[Dataset records]
◆ ◆ ◆

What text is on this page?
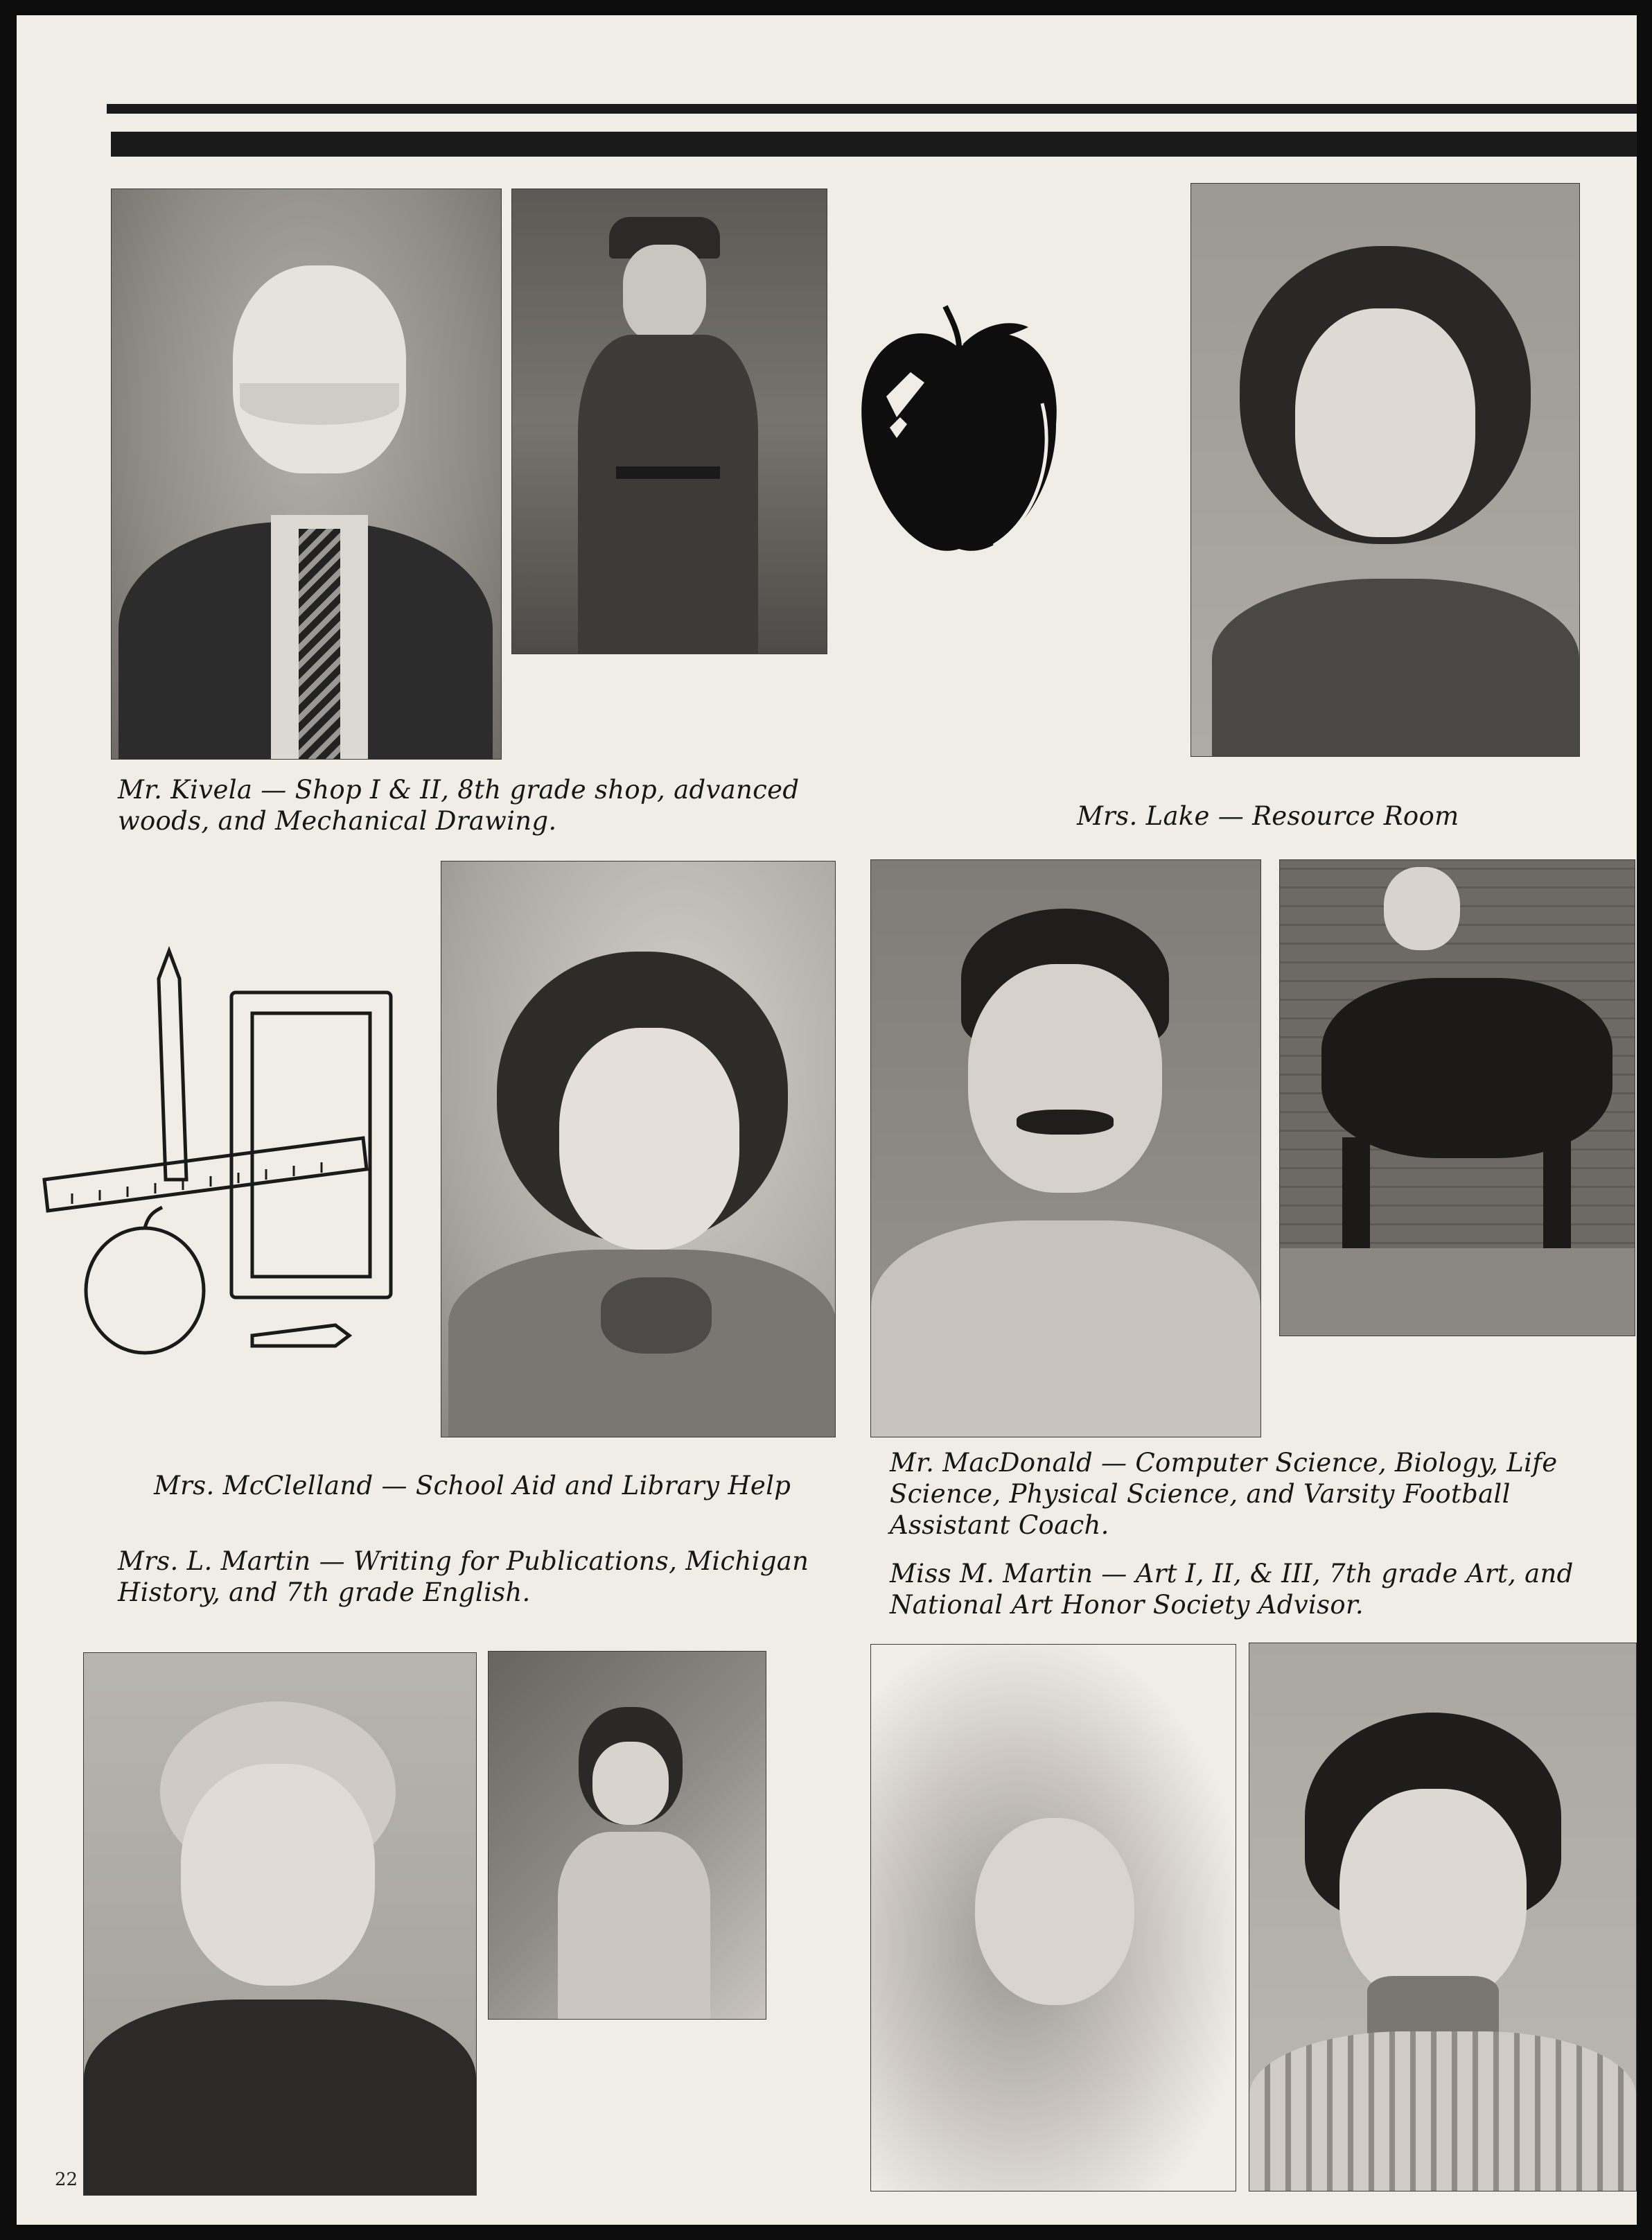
Mr. Kivela — Shop I & II, 8th grade shop, advanced woods, and Mechanical Drawing.	Mrs. Lake — Resource Room
Mrs. McClelland — School Aid and Library Help
Mr. MacDonald — Computer Science, Biology, Life Science, Physical Science, and Varsity Football Assistant Coach.
Mrs. L. Martin — Writing for Publications, Michigan History, and 7th grade English.
Miss M. Martin — Art I, II, & III, 7th grade Art, and National Art Honor Society Advisor.
22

◆ ◆ ◆

--- The task ---
Tally the lines containing "grade". Provide the number without any other words.

--- Result below ---
3